-- start of Available records --
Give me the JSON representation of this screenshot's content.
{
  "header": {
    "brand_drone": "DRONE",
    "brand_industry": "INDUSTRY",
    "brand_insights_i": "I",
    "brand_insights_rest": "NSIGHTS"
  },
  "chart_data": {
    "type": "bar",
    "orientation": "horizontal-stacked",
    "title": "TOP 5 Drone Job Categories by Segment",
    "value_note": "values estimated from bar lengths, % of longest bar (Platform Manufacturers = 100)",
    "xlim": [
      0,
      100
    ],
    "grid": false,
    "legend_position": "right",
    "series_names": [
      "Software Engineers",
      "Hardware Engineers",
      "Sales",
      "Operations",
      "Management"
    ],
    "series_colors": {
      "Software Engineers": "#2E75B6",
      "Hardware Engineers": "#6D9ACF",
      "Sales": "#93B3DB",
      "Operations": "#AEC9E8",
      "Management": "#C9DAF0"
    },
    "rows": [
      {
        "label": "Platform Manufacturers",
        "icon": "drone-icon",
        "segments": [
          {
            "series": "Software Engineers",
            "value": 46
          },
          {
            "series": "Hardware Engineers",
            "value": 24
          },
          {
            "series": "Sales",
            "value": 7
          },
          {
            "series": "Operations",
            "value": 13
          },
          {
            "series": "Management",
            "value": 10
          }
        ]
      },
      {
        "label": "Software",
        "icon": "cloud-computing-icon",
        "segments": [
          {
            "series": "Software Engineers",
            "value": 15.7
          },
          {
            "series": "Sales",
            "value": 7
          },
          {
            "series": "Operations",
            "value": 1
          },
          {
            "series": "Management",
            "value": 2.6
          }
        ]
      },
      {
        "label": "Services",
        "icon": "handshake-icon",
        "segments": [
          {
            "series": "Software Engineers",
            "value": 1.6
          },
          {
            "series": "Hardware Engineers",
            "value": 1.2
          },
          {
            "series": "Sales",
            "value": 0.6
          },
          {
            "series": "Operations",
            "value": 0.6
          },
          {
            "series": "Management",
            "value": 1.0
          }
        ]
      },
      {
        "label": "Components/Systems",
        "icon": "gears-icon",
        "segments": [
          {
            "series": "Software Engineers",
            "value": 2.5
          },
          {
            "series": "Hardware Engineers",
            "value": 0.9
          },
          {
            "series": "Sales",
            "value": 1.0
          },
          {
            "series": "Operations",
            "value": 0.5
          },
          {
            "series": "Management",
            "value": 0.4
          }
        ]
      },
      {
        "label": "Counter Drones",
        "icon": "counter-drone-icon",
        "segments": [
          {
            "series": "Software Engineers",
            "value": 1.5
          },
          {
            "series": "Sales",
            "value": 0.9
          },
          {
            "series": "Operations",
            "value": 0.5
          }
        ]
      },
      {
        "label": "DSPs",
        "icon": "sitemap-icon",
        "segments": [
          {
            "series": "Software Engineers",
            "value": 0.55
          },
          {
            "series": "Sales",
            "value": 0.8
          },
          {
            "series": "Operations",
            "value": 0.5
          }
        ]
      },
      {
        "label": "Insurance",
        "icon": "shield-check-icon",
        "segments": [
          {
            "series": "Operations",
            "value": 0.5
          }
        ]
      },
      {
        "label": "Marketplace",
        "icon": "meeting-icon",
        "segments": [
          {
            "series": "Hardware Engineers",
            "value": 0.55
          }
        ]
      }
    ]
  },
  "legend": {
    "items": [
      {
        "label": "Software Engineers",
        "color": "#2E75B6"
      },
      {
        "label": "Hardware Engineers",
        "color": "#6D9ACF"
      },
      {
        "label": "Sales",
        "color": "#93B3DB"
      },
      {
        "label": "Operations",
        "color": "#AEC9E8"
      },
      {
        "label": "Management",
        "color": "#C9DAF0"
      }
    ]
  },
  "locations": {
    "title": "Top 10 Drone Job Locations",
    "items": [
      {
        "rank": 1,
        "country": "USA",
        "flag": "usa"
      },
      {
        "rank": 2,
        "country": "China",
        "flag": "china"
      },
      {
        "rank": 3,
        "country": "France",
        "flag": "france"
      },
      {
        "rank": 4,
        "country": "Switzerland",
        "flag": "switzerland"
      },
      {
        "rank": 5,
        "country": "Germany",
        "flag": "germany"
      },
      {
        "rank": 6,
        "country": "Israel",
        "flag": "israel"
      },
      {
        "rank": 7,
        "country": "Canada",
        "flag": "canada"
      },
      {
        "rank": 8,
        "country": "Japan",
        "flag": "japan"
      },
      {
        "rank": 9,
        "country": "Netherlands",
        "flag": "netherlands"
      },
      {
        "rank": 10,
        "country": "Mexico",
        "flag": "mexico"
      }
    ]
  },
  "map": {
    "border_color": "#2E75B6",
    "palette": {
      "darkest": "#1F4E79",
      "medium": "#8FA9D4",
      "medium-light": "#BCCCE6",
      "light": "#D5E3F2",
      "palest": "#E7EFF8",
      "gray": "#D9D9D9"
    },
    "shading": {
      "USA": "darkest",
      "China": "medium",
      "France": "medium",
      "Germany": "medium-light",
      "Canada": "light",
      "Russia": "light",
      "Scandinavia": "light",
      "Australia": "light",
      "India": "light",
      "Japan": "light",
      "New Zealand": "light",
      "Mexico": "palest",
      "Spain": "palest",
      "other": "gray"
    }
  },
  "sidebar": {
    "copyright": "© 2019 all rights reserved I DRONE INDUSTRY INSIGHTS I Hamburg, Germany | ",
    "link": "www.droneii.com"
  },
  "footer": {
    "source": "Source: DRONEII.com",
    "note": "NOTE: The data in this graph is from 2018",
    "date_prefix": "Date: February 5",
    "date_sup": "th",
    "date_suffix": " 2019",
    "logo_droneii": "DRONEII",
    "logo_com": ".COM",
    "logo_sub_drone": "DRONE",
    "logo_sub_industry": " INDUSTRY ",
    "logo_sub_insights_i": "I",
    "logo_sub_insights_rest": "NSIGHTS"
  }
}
-- end of Available records --
Each line of the material above must be retyped precisely.

Give me the JSON representation of this screenshot's content.
{
  "header": {
    "brand_drone": "DRONE",
    "brand_industry": "INDUSTRY",
    "brand_insights_i": "I",
    "brand_insights_rest": "NSIGHTS"
  },
  "chart_data": {
    "type": "bar",
    "orientation": "horizontal-stacked",
    "title": "TOP 5 Drone Job Categories by Segment",
    "value_note": "values estimated from bar lengths, % of longest bar (Platform Manufacturers = 100)",
    "xlim": [
      0,
      100
    ],
    "grid": false,
    "legend_position": "right",
    "series_names": [
      "Software Engineers",
      "Hardware Engineers",
      "Sales",
      "Operations",
      "Management"
    ],
    "series_colors": {
      "Software Engineers": "#2E75B6",
      "Hardware Engineers": "#6D9ACF",
      "Sales": "#93B3DB",
      "Operations": "#AEC9E8",
      "Management": "#C9DAF0"
    },
    "rows": [
      {
        "label": "Platform Manufacturers",
        "icon": "drone-icon",
        "segments": [
          {
            "series": "Software Engineers",
            "value": 46
          },
          {
            "series": "Hardware Engineers",
            "value": 24
          },
          {
            "series": "Sales",
            "value": 7
          },
          {
            "series": "Operations",
            "value": 13
          },
          {
            "series": "Management",
            "value": 10
          }
        ]
      },
      {
        "label": "Software",
        "icon": "cloud-computing-icon",
        "segments": [
          {
            "series": "Software Engineers",
            "value": 15.7
          },
          {
            "series": "Sales",
            "value": 7
          },
          {
            "series": "Operations",
            "value": 1
          },
          {
            "series": "Management",
            "value": 2.6
          }
        ]
      },
      {
        "label": "Services",
        "icon": "handshake-icon",
        "segments": [
          {
            "series": "Software Engineers",
            "value": 1.6
          },
          {
            "series": "Hardware Engineers",
            "value": 1.2
          },
          {
            "series": "Sales",
            "value": 0.6
          },
          {
            "series": "Operations",
            "value": 0.6
          },
          {
            "series": "Management",
            "value": 1.0
          }
        ]
      },
      {
        "label": "Components/Systems",
        "icon": "gears-icon",
        "segments": [
          {
            "series": "Software Engineers",
            "value": 2.5
          },
          {
            "series": "Hardware Engineers",
            "value": 0.9
          },
          {
            "series": "Sales",
            "value": 1.0
          },
          {
            "series": "Operations",
            "value": 0.5
          },
          {
            "series": "Management",
            "value": 0.4
          }
        ]
      },
      {
        "label": "Counter Drones",
        "icon": "counter-drone-icon",
        "segments": [
          {
            "series": "Software Engineers",
            "value": 1.5
          },
          {
            "series": "Sales",
            "value": 0.9
          },
          {
            "series": "Operations",
            "value": 0.5
          }
        ]
      },
      {
        "label": "DSPs",
        "icon": "sitemap-icon",
        "segments": [
          {
            "series": "Software Engineers",
            "value": 0.55
          },
          {
            "series": "Sales",
            "value": 0.8
          },
          {
            "series": "Operations",
            "value": 0.5
          }
        ]
      },
      {
        "label": "Insurance",
        "icon": "shield-check-icon",
        "segments": [
          {
            "series": "Operations",
            "value": 0.5
          }
        ]
      },
      {
        "label": "Marketplace",
        "icon": "meeting-icon",
        "segments": [
          {
            "series": "Hardware Engineers",
            "value": 0.55
          }
        ]
      }
    ]
  },
  "legend": {
    "items": [
      {
        "label": "Software Engineers",
        "color": "#2E75B6"
      },
      {
        "label": "Hardware Engineers",
        "color": "#6D9ACF"
      },
      {
        "label": "Sales",
        "color": "#93B3DB"
      },
      {
        "label": "Operations",
        "color": "#AEC9E8"
      },
      {
        "label": "Management",
        "color": "#C9DAF0"
      }
    ]
  },
  "locations": {
    "title": "Top 10 Drone Job Locations",
    "items": [
      {
        "rank": 1,
        "country": "USA",
        "flag": "usa"
      },
      {
        "rank": 2,
        "country": "China",
        "flag": "china"
      },
      {
        "rank": 3,
        "country": "France",
        "flag": "france"
      },
      {
        "rank": 4,
        "country": "Switzerland",
        "flag": "switzerland"
      },
      {
        "rank": 5,
        "country": "Germany",
        "flag": "germany"
      },
      {
        "rank": 6,
        "country": "Israel",
        "flag": "israel"
      },
      {
        "rank": 7,
        "country": "Canada",
        "flag": "canada"
      },
      {
        "rank": 8,
        "country": "Japan",
        "flag": "japan"
      },
      {
        "rank": 9,
        "country": "Netherlands",
        "flag": "netherlands"
      },
      {
        "rank": 10,
        "country": "Mexico",
        "flag": "mexico"
      }
    ]
  },
  "map": {
    "border_color": "#2E75B6",
    "palette": {
      "darkest": "#1F4E79",
      "medium": "#8FA9D4",
      "medium-light": "#BCCCE6",
      "light": "#D5E3F2",
      "palest": "#E7EFF8",
      "gray": "#D9D9D9"
    },
    "shading": {
      "USA": "darkest",
      "China": "medium",
      "France": "medium",
      "Germany": "medium-light",
      "Canada": "light",
      "Russia": "light",
      "Scandinavia": "light",
      "Australia": "light",
      "India": "light",
      "Japan": "light",
      "New Zealand": "light",
      "Mexico": "palest",
      "Spain": "palest",
      "other": "gray"
    }
  },
  "sidebar": {
    "copyright": "© 2019 all rights reserved I DRONE INDUSTRY INSIGHTS I Hamburg, Germany | ",
    "link": "www.droneii.com"
  },
  "footer": {
    "source": "Source: DRONEII.com",
    "note": "NOTE: The data in this graph is from 2018",
    "date_prefix": "Date: February 5",
    "date_sup": "th",
    "date_suffix": " 2019",
    "logo_droneii": "DRONEII",
    "logo_com": ".COM",
    "logo_sub_drone": "DRONE",
    "logo_sub_industry": " INDUSTRY ",
    "logo_sub_insights_i": "I",
    "logo_sub_insights_rest": "NSIGHTS"
  }
}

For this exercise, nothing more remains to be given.